--- Direction ---
Keep the pictures out of the copy and repeat the records exactly.

--- Supplied data ---
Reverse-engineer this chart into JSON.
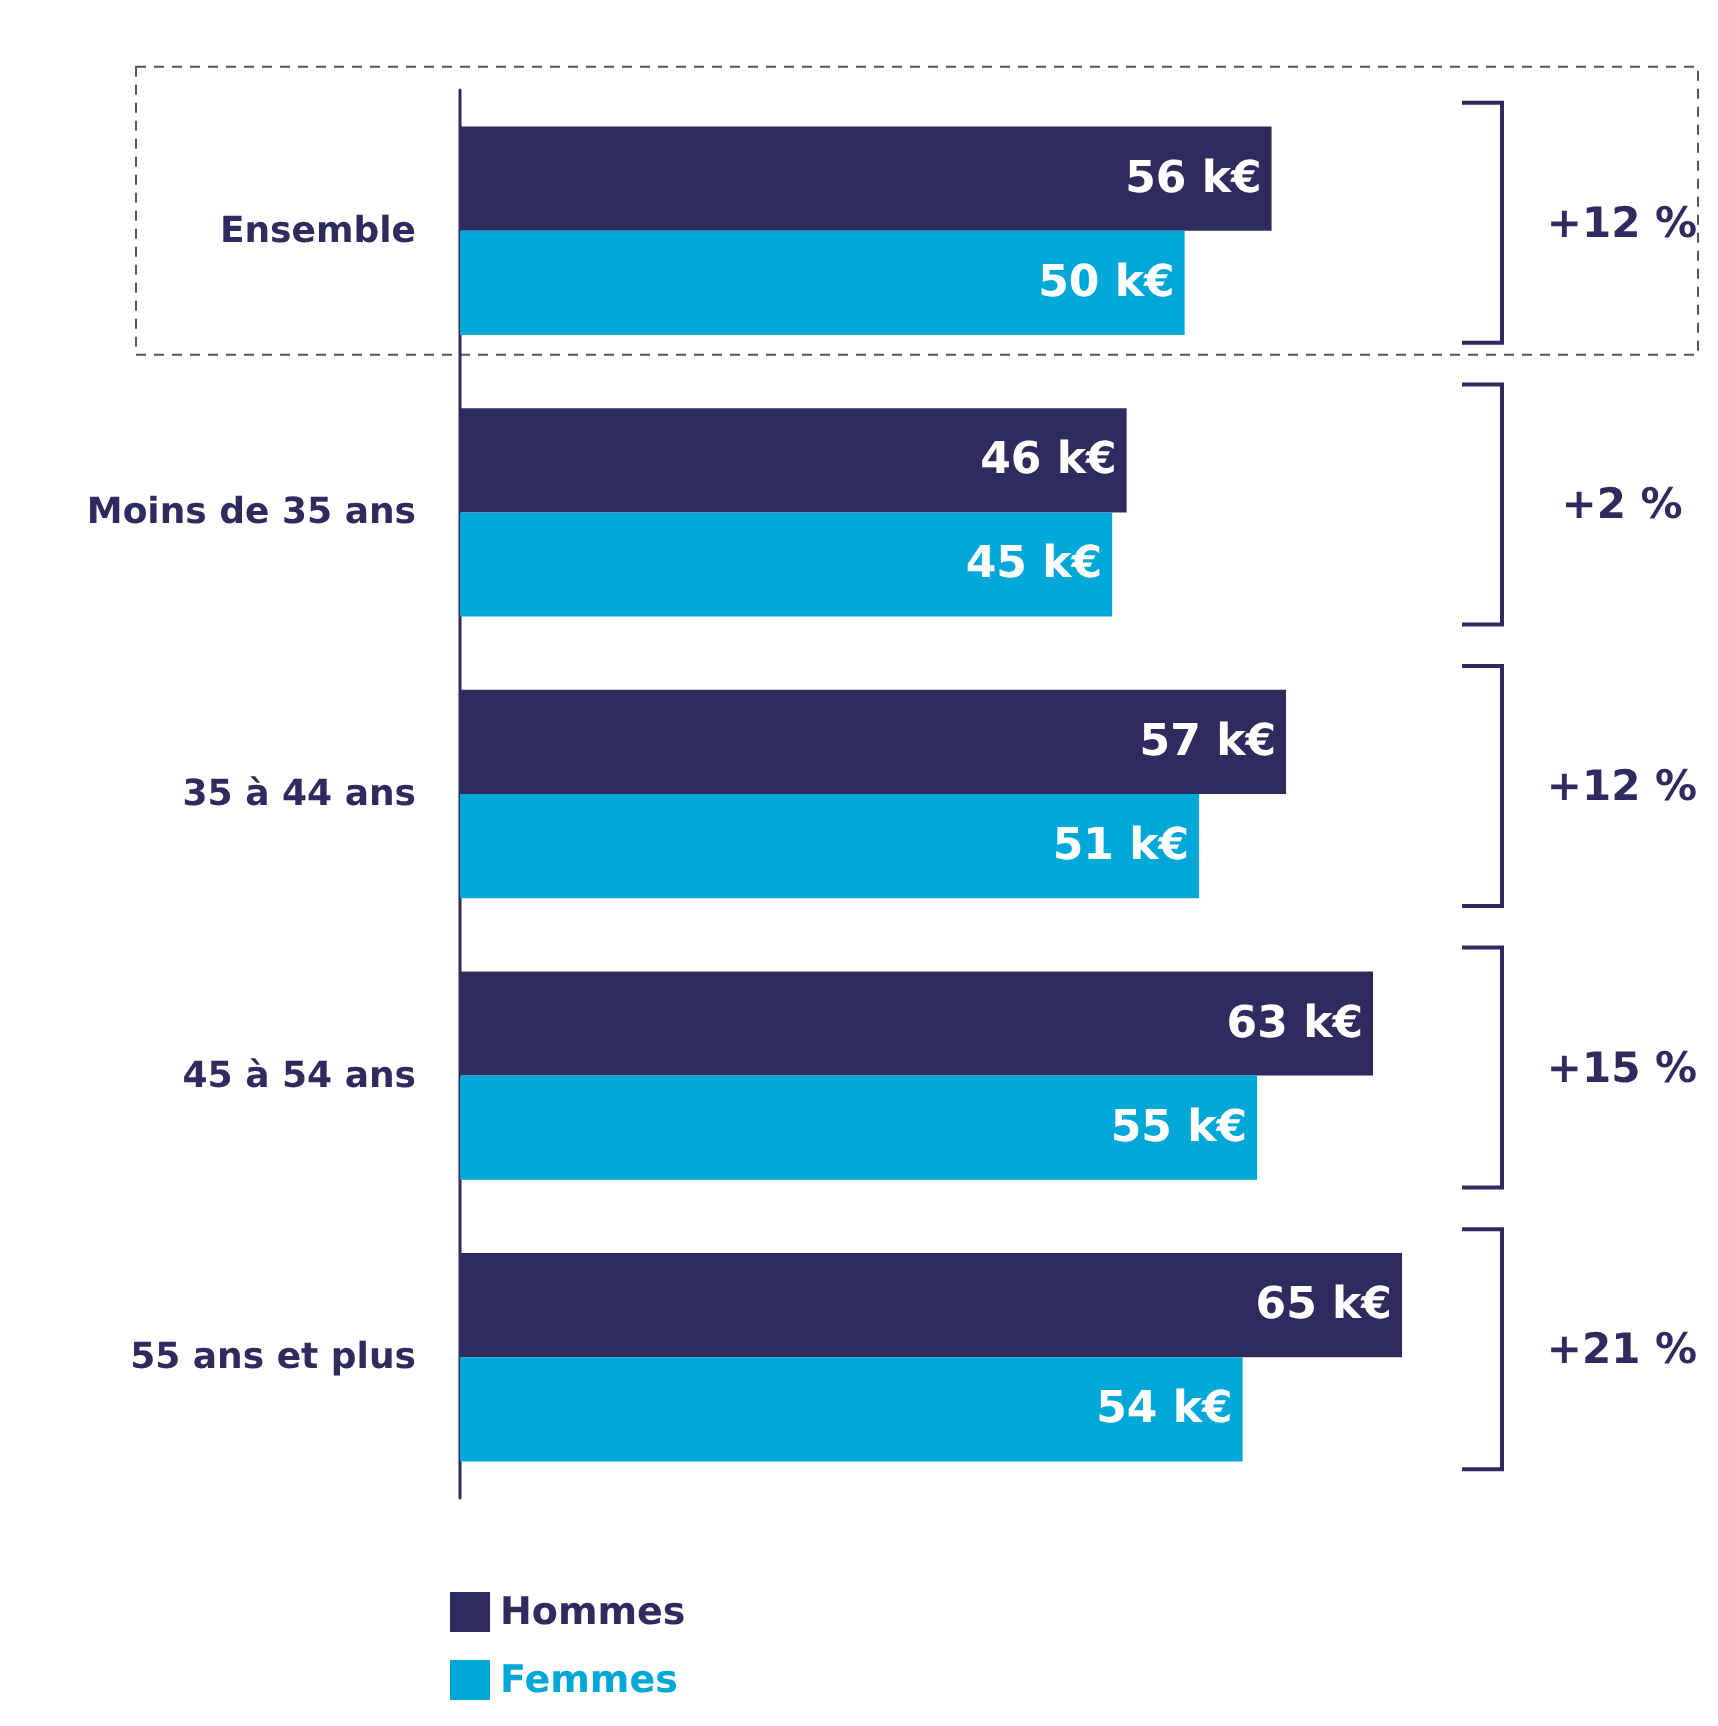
{
  "chart_data": {
    "type": "bar",
    "orientation": "horizontal",
    "categories": [
      "Ensemble",
      "Moins de 35 ans",
      "35 à 44 ans",
      "45 à 54 ans",
      "55 ans et plus"
    ],
    "series": [
      {
        "name": "Hommes",
        "color": "#302b5e",
        "values": [
          56,
          46,
          57,
          63,
          65
        ],
        "value_labels": [
          "56 k€",
          "46 k€",
          "57 k€",
          "63 k€",
          "65 k€"
        ]
      },
      {
        "name": "Femmes",
        "color": "#00a8d8",
        "values": [
          50,
          45,
          51,
          55,
          54
        ],
        "value_labels": [
          "50 k€",
          "45 k€",
          "51 k€",
          "55 k€",
          "54 k€"
        ]
      }
    ],
    "annotations": [
      "+12 %",
      "+2 %",
      "+12 %",
      "+15 %",
      "+21 %"
    ],
    "legend": "bottom left"
  }
}
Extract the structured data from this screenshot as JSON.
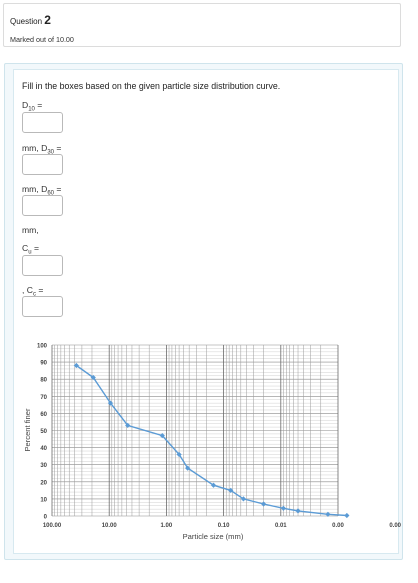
{
  "question_info": {
    "label": "Question",
    "number": "2",
    "marks": "Marked out of 10.00"
  },
  "question": {
    "text": "Fill in the boxes based on the given particle size distribution curve.",
    "labels": {
      "d10_pre": "D",
      "d10_sub": "10",
      "d10_post": " =",
      "d30_pre": "mm, D",
      "d30_sub": "30",
      "d30_post": " =",
      "d60_pre": "mm, D",
      "d60_sub": "60",
      "d60_post": " =",
      "mm": "mm,",
      "cu_pre": "C",
      "cu_sub": "u",
      "cu_post": " =",
      "cc_pre": ", C",
      "cc_sub": "c",
      "cc_post": " ="
    },
    "inputs": {
      "d10": "",
      "d30": "",
      "d60": "",
      "cu": "",
      "cc": ""
    }
  },
  "chart_data": {
    "type": "line",
    "xlabel": "Particle size (mm)",
    "ylabel": "Percent finer",
    "x_scale": "log",
    "x_reversed": true,
    "xlim": [
      100,
      0.001
    ],
    "ylim": [
      0,
      100
    ],
    "x_tick_labels": [
      "100.00",
      "10.00",
      "1.00",
      "0.10",
      "0.01",
      "0.00",
      "0.00"
    ],
    "y_ticks": [
      0,
      10,
      20,
      30,
      40,
      50,
      60,
      70,
      80,
      90,
      100
    ],
    "grid": true,
    "series": [
      {
        "color": "#5b9bd5",
        "x": [
          37.5,
          19,
          9.5,
          4.75,
          1.18,
          0.6,
          0.425,
          0.15,
          0.075,
          0.045,
          0.02,
          0.009,
          0.005,
          0.0015,
          0.0007
        ],
        "y": [
          88,
          81,
          66,
          53,
          47,
          36,
          28,
          18,
          15,
          10,
          7,
          4.5,
          3,
          1,
          0.3
        ]
      }
    ]
  }
}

--- Output below ---
Reverse-engineer this chart into JSON.
{
  "chart_data": {
    "type": "bar",
    "orientation": "horizontal",
    "categories": [
      "Ensemble",
      "Moins de 35 ans",
      "35 à 44 ans",
      "45 à 54 ans",
      "55 ans et plus"
    ],
    "series": [
      {
        "name": "Hommes",
        "color": "#302b5e",
        "values": [
          56,
          46,
          57,
          63,
          65
        ],
        "value_labels": [
          "56 k€",
          "46 k€",
          "57 k€",
          "63 k€",
          "65 k€"
        ]
      },
      {
        "name": "Femmes",
        "color": "#00a8d8",
        "values": [
          50,
          45,
          51,
          55,
          54
        ],
        "value_labels": [
          "50 k€",
          "45 k€",
          "51 k€",
          "55 k€",
          "54 k€"
        ]
      }
    ],
    "annotations": [
      "+12 %",
      "+2 %",
      "+12 %",
      "+15 %",
      "+21 %"
    ],
    "legend": "bottom left"
  }
}
Extract the structured data from this screenshot as JSON.
{
  "question_info": {
    "label": "Question",
    "number": "2",
    "marks": "Marked out of 10.00"
  },
  "question": {
    "text": "Fill in the boxes based on the given particle size distribution curve.",
    "labels": {
      "d10_pre": "D",
      "d10_sub": "10",
      "d10_post": " =",
      "d30_pre": "mm, D",
      "d30_sub": "30",
      "d30_post": " =",
      "d60_pre": "mm, D",
      "d60_sub": "60",
      "d60_post": " =",
      "mm": "mm,",
      "cu_pre": "C",
      "cu_sub": "u",
      "cu_post": " =",
      "cc_pre": ", C",
      "cc_sub": "c",
      "cc_post": " ="
    },
    "inputs": {
      "d10": "",
      "d30": "",
      "d60": "",
      "cu": "",
      "cc": ""
    }
  },
  "chart_data": {
    "type": "line",
    "xlabel": "Particle size (mm)",
    "ylabel": "Percent finer",
    "x_scale": "log",
    "x_reversed": true,
    "xlim": [
      100,
      0.001
    ],
    "ylim": [
      0,
      100
    ],
    "x_tick_labels": [
      "100.00",
      "10.00",
      "1.00",
      "0.10",
      "0.01",
      "0.00",
      "0.00"
    ],
    "y_ticks": [
      0,
      10,
      20,
      30,
      40,
      50,
      60,
      70,
      80,
      90,
      100
    ],
    "grid": true,
    "series": [
      {
        "color": "#5b9bd5",
        "x": [
          37.5,
          19,
          9.5,
          4.75,
          1.18,
          0.6,
          0.425,
          0.15,
          0.075,
          0.045,
          0.02,
          0.009,
          0.005,
          0.0015,
          0.0007
        ],
        "y": [
          88,
          81,
          66,
          53,
          47,
          36,
          28,
          18,
          15,
          10,
          7,
          4.5,
          3,
          1,
          0.3
        ]
      }
    ]
  }
}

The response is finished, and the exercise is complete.